Given request: Using the listing below, please gather every line containing the word "ziskovost".

Given data:
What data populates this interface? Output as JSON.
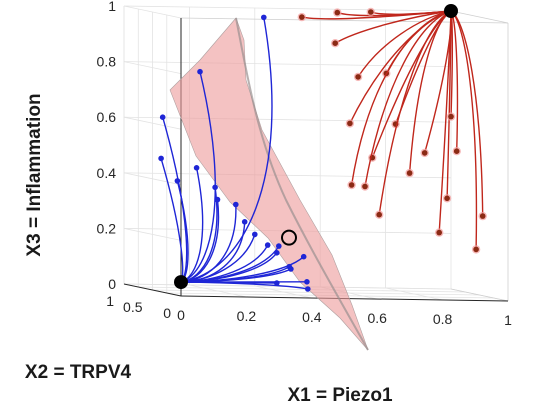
{
  "chart_data": {
    "type": "3d-line",
    "xlabel": "X1 = Piezo1",
    "ylabel": "X2 = TRPV4",
    "zlabel": "X3 = Inflammation",
    "xlim": [
      0,
      1
    ],
    "ylim": [
      0,
      1
    ],
    "zlim": [
      0,
      1
    ],
    "x_ticks": [
      "0",
      "0.2",
      "0.4",
      "0.6",
      "0.8",
      "1"
    ],
    "y_ticks": [
      "0",
      "0.5",
      "1"
    ],
    "z_ticks": [
      "0",
      "0.2",
      "0.4",
      "0.6",
      "0.8",
      "1"
    ],
    "grid": true,
    "colors": {
      "blue": "#1f26d6",
      "red": "#c0271c",
      "dark_red": "#8b2a14",
      "surface": "#ec9a9a"
    },
    "stable_points": [
      {
        "name": "low",
        "x": 0.0,
        "y": 0.0,
        "z": 0.05
      },
      {
        "name": "high",
        "x": 1.0,
        "y": 1.0,
        "z": 1.0
      }
    ],
    "saddle_point": {
      "x": 0.4,
      "y": 0.4,
      "z": 0.2
    },
    "series": [
      {
        "color": "blue",
        "target": "low",
        "starts": [
          [
            0.18,
            0.7,
            0.78
          ],
          [
            0.37,
            0.67,
            0.98
          ],
          [
            0.04,
            0.55,
            0.62
          ],
          [
            0.0,
            0.35,
            0.48
          ],
          [
            0.05,
            0.35,
            0.4
          ],
          [
            0.1,
            0.3,
            0.45
          ],
          [
            0.16,
            0.32,
            0.38
          ],
          [
            0.15,
            0.22,
            0.34
          ],
          [
            0.22,
            0.3,
            0.32
          ],
          [
            0.24,
            0.26,
            0.26
          ],
          [
            0.25,
            0.14,
            0.22
          ],
          [
            0.32,
            0.12,
            0.18
          ],
          [
            0.3,
            0.2,
            0.18
          ],
          [
            0.34,
            0.27,
            0.15
          ],
          [
            0.38,
            0.28,
            0.1
          ],
          [
            0.41,
            0.2,
            0.14
          ],
          [
            0.35,
            0.08,
            0.1
          ],
          [
            0.3,
            0.04,
            0.05
          ],
          [
            0.44,
            0.3,
            0.02
          ],
          [
            0.42,
            0.2,
            0.05
          ]
        ]
      },
      {
        "color": "red",
        "target": "high",
        "starts": [
          [
            0.5,
            0.75,
            0.98
          ],
          [
            0.6,
            0.7,
            1.0
          ],
          [
            0.72,
            0.8,
            1.0
          ],
          [
            0.55,
            0.45,
            0.9
          ],
          [
            0.62,
            0.45,
            0.78
          ],
          [
            0.68,
            0.3,
            0.8
          ],
          [
            0.56,
            0.25,
            0.62
          ],
          [
            0.7,
            0.25,
            0.62
          ],
          [
            0.78,
            0.2,
            0.52
          ],
          [
            0.62,
            0.2,
            0.5
          ],
          [
            0.72,
            0.12,
            0.45
          ],
          [
            0.56,
            0.22,
            0.4
          ],
          [
            0.84,
            0.15,
            0.36
          ],
          [
            0.94,
            0.1,
            0.3
          ],
          [
            1.0,
            1.0,
            0.62
          ],
          [
            1.0,
            0.9,
            0.5
          ],
          [
            0.92,
            0.1,
            0.18
          ],
          [
            0.8,
            0.06,
            0.24
          ],
          [
            0.58,
            0.1,
            0.4
          ],
          [
            0.62,
            0.08,
            0.3
          ]
        ]
      }
    ]
  }
}
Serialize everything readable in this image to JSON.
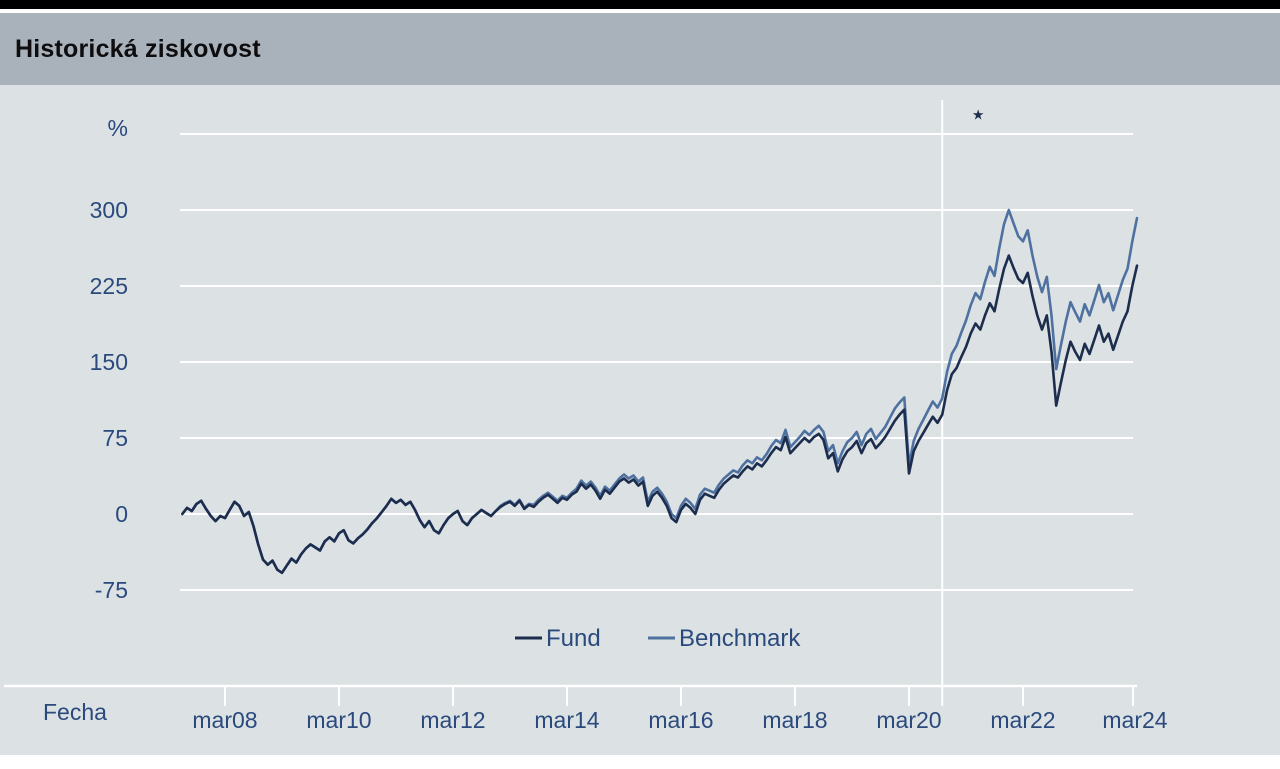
{
  "app": {
    "title_bar": "Historická ziskovost"
  },
  "colors": {
    "top_bar": "#000000",
    "header_background": "#a9b2bb",
    "panel_background": "#dce1e4",
    "grid": "#ffffff",
    "axis_label": "#2a4a7d",
    "title_text": "#0d0d0f",
    "fund_line": "#1c2d4d",
    "benchmark_line": "#4e71a0"
  },
  "chart_data": {
    "type": "line",
    "title": "Historická ziskovost",
    "xlabel": "Fecha",
    "ylabel": "%",
    "grid": true,
    "legend_position": "bottom-center",
    "ylim": [
      -75,
      375
    ],
    "y_gridlines": [
      375,
      300,
      225,
      150,
      75,
      0,
      -75
    ],
    "y_tick_labels": [
      "300",
      "225",
      "150",
      "75",
      "0",
      "-75"
    ],
    "x_tick_labels": [
      "mar08",
      "mar10",
      "mar12",
      "mar14",
      "mar16",
      "mar18",
      "mar20",
      "mar22",
      "mar24"
    ],
    "x_tick_years": [
      2008.1667,
      2010.1667,
      2012.1667,
      2014.1667,
      2016.1667,
      2018.1667,
      2020.1667,
      2022.1667,
      2024.1667
    ],
    "start_year": 2007.4167,
    "months_per_point": 1,
    "reference_line_year": 2020.75,
    "annotation": {
      "symbol": "★",
      "x_year": 2021.38,
      "value": 395
    },
    "series": [
      {
        "name": "Fund",
        "color": "#1c2d4d",
        "values": [
          0,
          6,
          3,
          10,
          13,
          5,
          -2,
          -7,
          -2,
          -4,
          4,
          12,
          8,
          -2,
          2,
          -12,
          -30,
          -45,
          -50,
          -46,
          -55,
          -58,
          -51,
          -44,
          -48,
          -40,
          -34,
          -30,
          -33,
          -36,
          -27,
          -23,
          -27,
          -19,
          -16,
          -26,
          -29,
          -24,
          -20,
          -15,
          -9,
          -4,
          2,
          8,
          15,
          11,
          14,
          9,
          12,
          4,
          -6,
          -13,
          -7,
          -16,
          -19,
          -11,
          -4,
          0,
          3,
          -7,
          -11,
          -4,
          0,
          4,
          1,
          -2,
          3,
          7,
          10,
          12,
          8,
          13,
          5,
          9,
          7,
          12,
          16,
          19,
          15,
          11,
          16,
          14,
          19,
          22,
          30,
          25,
          29,
          23,
          15,
          24,
          20,
          26,
          32,
          35,
          31,
          34,
          28,
          32,
          8,
          18,
          22,
          16,
          8,
          -4,
          -8,
          4,
          10,
          6,
          0,
          14,
          20,
          18,
          16,
          24,
          30,
          34,
          38,
          36,
          42,
          47,
          44,
          50,
          47,
          53,
          60,
          66,
          63,
          76,
          60,
          65,
          70,
          75,
          71,
          76,
          79,
          73,
          55,
          60,
          42,
          54,
          62,
          66,
          72,
          60,
          70,
          74,
          65,
          70,
          76,
          84,
          92,
          98,
          103,
          40,
          62,
          72,
          80,
          88,
          96,
          90,
          98,
          122,
          138,
          144,
          155,
          165,
          178,
          188,
          182,
          196,
          208,
          200,
          222,
          242,
          255,
          243,
          232,
          228,
          238,
          215,
          196,
          182,
          196,
          160,
          107,
          130,
          152,
          170,
          160,
          152,
          168,
          158,
          172,
          186,
          170,
          178,
          162,
          176,
          190,
          200,
          225,
          245
        ]
      },
      {
        "name": "Benchmark",
        "color": "#4e71a0",
        "values": [
          0,
          6,
          3,
          10,
          13,
          5,
          -2,
          -7,
          -2,
          -4,
          4,
          12,
          8,
          -2,
          2,
          -12,
          -30,
          -45,
          -50,
          -46,
          -55,
          -58,
          -51,
          -44,
          -48,
          -40,
          -34,
          -30,
          -33,
          -36,
          -27,
          -23,
          -27,
          -19,
          -16,
          -26,
          -29,
          -24,
          -20,
          -15,
          -9,
          -4,
          2,
          8,
          15,
          11,
          14,
          9,
          12,
          4,
          -6,
          -13,
          -7,
          -16,
          -19,
          -11,
          -4,
          0,
          3,
          -7,
          -11,
          -4,
          0,
          4,
          1,
          -2,
          3,
          8,
          11,
          13,
          9,
          14,
          6,
          10,
          9,
          14,
          18,
          21,
          17,
          13,
          18,
          16,
          21,
          25,
          33,
          28,
          32,
          26,
          18,
          27,
          23,
          29,
          35,
          39,
          35,
          38,
          32,
          36,
          12,
          22,
          26,
          20,
          12,
          0,
          -4,
          8,
          15,
          11,
          5,
          19,
          25,
          23,
          21,
          29,
          35,
          39,
          43,
          41,
          48,
          53,
          50,
          56,
          53,
          59,
          67,
          73,
          70,
          83,
          66,
          71,
          76,
          82,
          78,
          83,
          87,
          81,
          62,
          68,
          50,
          62,
          71,
          75,
          81,
          68,
          79,
          84,
          74,
          80,
          86,
          95,
          104,
          110,
          115,
          48,
          72,
          84,
          93,
          102,
          111,
          105,
          114,
          140,
          158,
          166,
          179,
          191,
          206,
          218,
          212,
          229,
          244,
          235,
          262,
          286,
          300,
          287,
          274,
          269,
          280,
          255,
          234,
          219,
          234,
          196,
          143,
          167,
          190,
          209,
          199,
          190,
          207,
          196,
          211,
          226,
          209,
          218,
          201,
          216,
          231,
          242,
          269,
          292
        ]
      }
    ]
  }
}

Written answer:
    "title_bar": "Historická ziskovost"
    "title": "Historická ziskovost",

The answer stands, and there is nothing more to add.